• The request:
Word for word, quote the lines from the one containing "Type out the text in this image." to the end of the entries below, including both. Leave pictures out.

• Given data:
>> Start

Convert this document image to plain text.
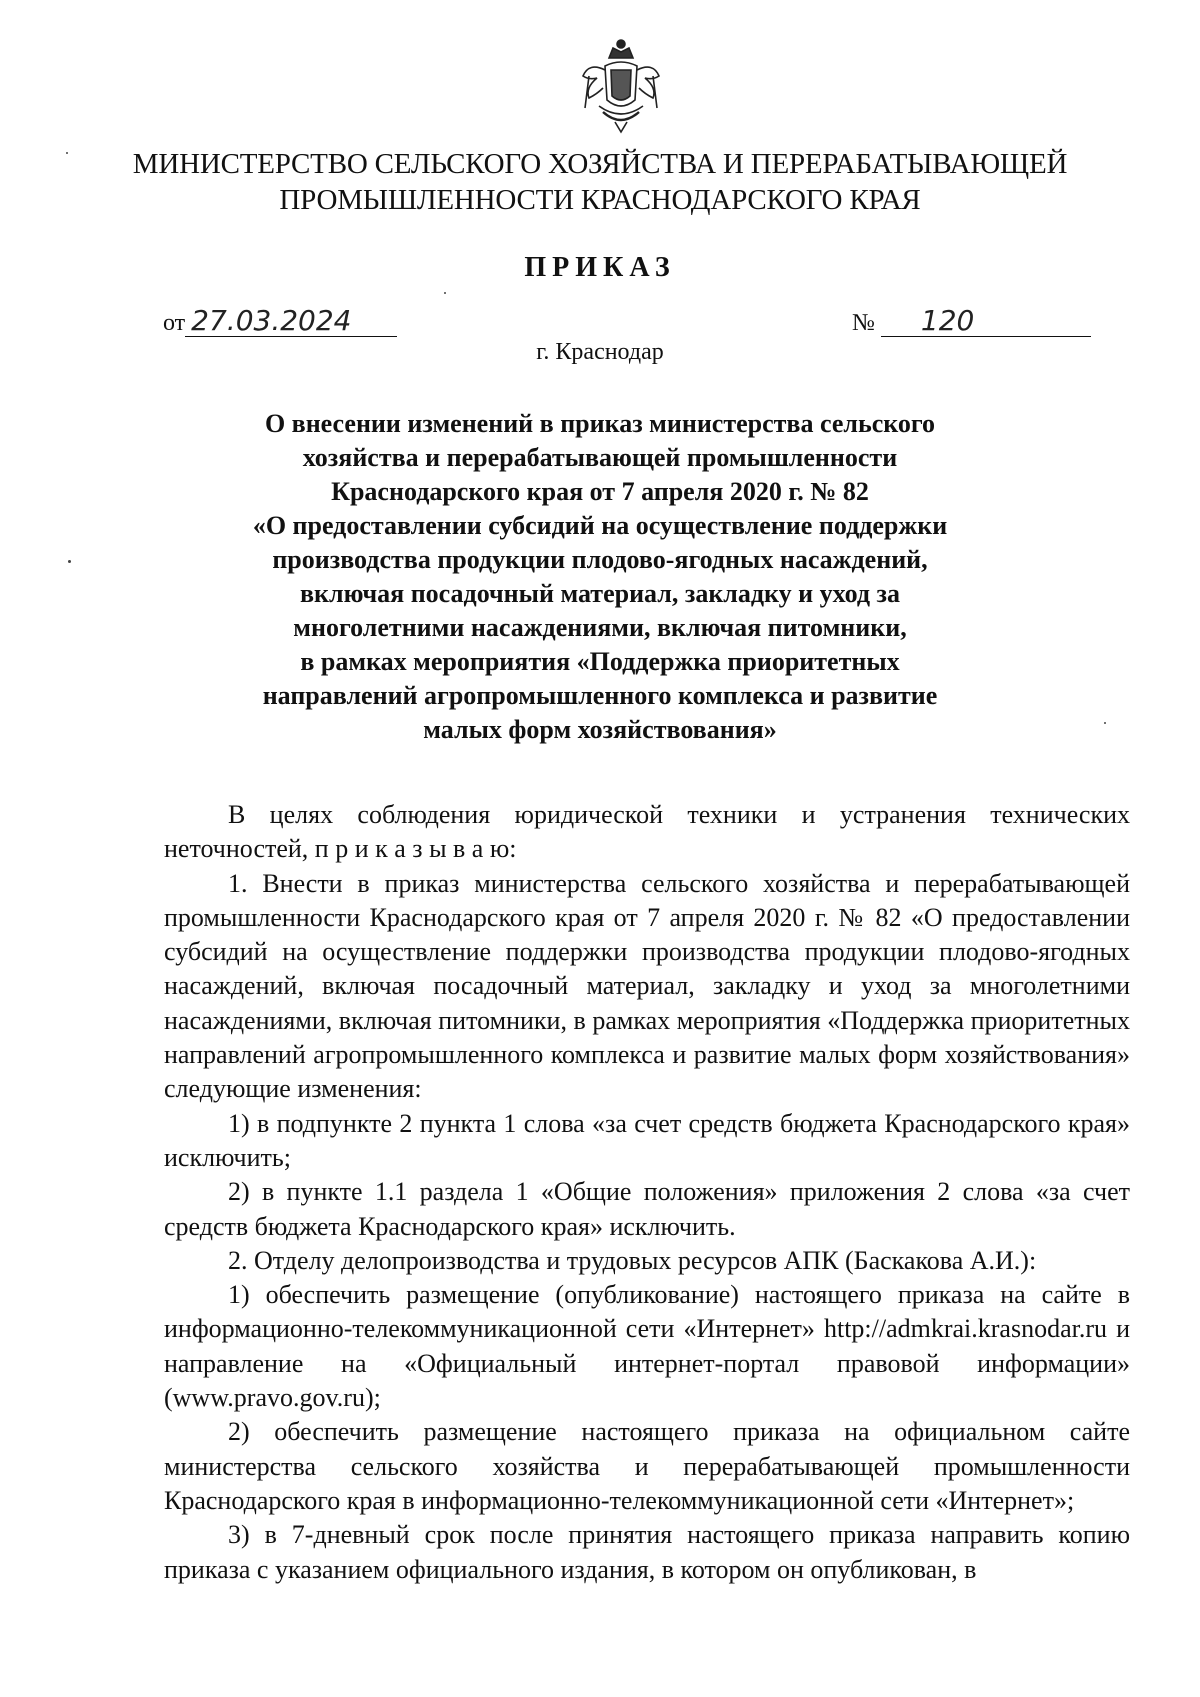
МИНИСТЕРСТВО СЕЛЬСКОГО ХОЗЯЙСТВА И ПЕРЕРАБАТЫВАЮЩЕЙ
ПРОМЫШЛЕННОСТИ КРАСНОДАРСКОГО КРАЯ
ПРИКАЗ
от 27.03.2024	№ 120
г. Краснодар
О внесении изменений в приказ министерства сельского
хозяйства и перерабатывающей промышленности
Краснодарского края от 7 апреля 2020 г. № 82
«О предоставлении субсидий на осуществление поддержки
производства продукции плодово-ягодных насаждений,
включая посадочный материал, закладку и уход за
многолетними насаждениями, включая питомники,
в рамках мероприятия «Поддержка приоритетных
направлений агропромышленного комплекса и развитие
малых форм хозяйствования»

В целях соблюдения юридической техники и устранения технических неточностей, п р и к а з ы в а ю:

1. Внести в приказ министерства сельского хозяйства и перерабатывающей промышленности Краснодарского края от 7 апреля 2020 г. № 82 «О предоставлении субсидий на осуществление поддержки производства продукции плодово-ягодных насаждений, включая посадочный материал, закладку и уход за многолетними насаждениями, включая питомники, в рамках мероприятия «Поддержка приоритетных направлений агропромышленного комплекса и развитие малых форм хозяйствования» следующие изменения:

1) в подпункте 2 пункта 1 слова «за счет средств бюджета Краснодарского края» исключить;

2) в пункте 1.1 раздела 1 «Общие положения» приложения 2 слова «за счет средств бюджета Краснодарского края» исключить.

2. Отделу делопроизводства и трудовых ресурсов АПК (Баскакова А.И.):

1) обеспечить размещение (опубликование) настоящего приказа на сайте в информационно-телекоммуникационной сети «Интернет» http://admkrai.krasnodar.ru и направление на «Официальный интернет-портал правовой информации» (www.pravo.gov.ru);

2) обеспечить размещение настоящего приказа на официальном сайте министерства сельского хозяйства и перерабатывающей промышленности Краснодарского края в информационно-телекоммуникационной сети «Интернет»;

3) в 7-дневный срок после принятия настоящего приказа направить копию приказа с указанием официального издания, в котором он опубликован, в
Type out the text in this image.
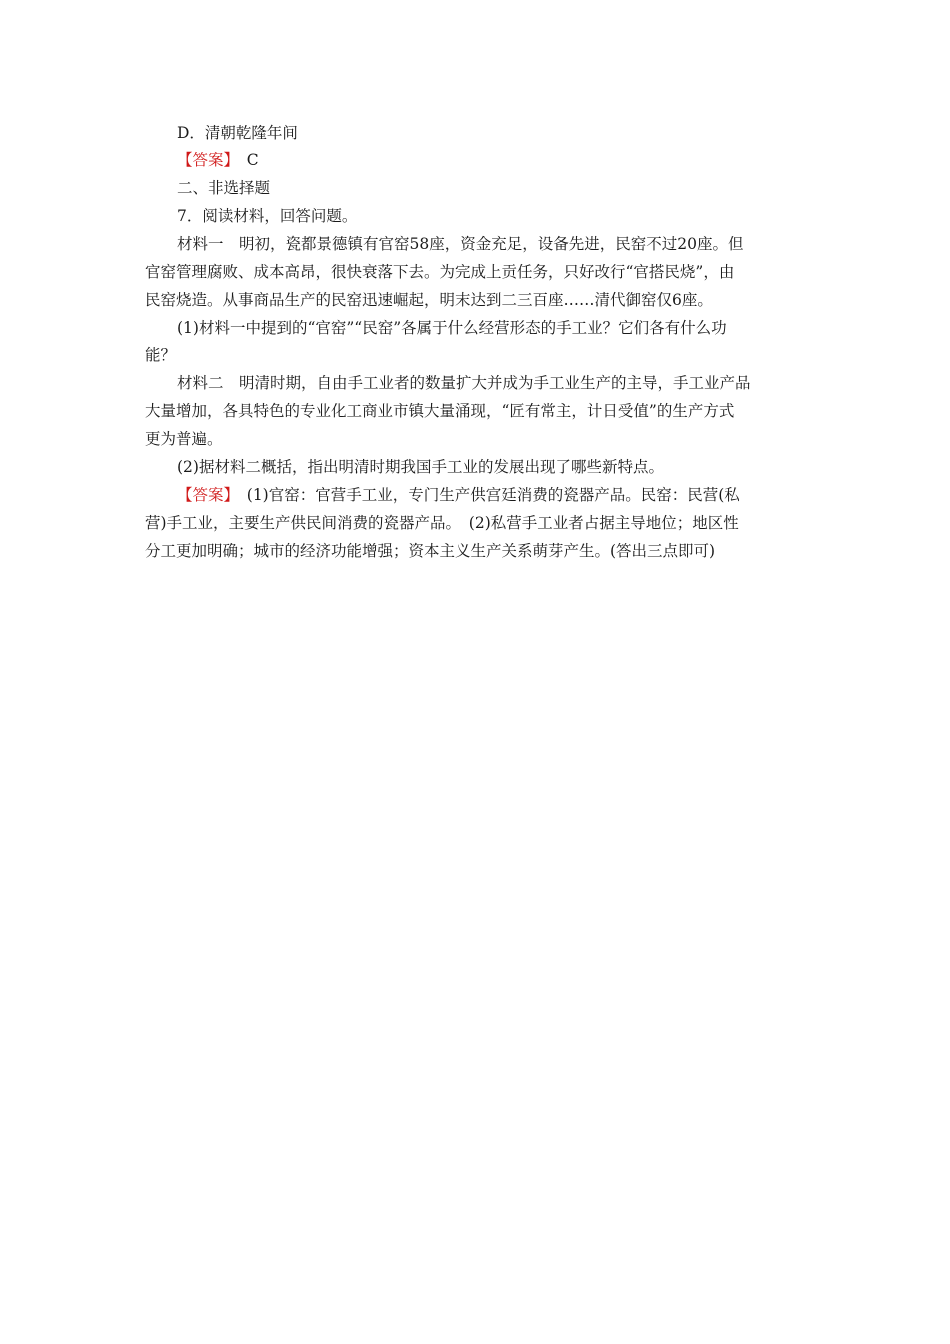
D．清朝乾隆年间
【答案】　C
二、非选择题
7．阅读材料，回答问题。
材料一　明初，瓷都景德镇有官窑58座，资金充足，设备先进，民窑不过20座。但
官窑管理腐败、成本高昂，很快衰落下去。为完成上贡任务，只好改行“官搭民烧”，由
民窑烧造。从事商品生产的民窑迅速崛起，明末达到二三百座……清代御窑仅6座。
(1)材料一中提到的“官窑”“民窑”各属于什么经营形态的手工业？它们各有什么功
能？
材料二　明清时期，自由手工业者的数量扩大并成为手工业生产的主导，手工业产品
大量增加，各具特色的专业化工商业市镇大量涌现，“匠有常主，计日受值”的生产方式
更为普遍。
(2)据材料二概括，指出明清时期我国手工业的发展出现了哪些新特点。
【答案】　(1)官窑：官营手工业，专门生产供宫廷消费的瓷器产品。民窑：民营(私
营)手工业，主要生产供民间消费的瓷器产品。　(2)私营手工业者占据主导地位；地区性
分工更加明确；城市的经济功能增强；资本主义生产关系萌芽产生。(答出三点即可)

>> End

• The solution:
Type out the text in this image.
D．清朝乾隆年间
【答案】　C
二、非选择题
7．阅读材料，回答问题。
材料一　明初，瓷都景德镇有官窑58座，资金充足，设备先进，民窑不过20座。但
官窑管理腐败、成本高昂，很快衰落下去。为完成上贡任务，只好改行“官搭民烧”，由
民窑烧造。从事商品生产的民窑迅速崛起，明末达到二三百座……清代御窑仅6座。
(1)材料一中提到的“官窑”“民窑”各属于什么经营形态的手工业？它们各有什么功
能？
材料二　明清时期，自由手工业者的数量扩大并成为手工业生产的主导，手工业产品
大量增加，各具特色的专业化工商业市镇大量涌现，“匠有常主，计日受值”的生产方式
更为普遍。
(2)据材料二概括，指出明清时期我国手工业的发展出现了哪些新特点。
【答案】　(1)官窑：官营手工业，专门生产供宫廷消费的瓷器产品。民窑：民营(私
营)手工业，主要生产供民间消费的瓷器产品。　(2)私营手工业者占据主导地位；地区性
分工更加明确；城市的经济功能增强；资本主义生产关系萌芽产生。(答出三点即可)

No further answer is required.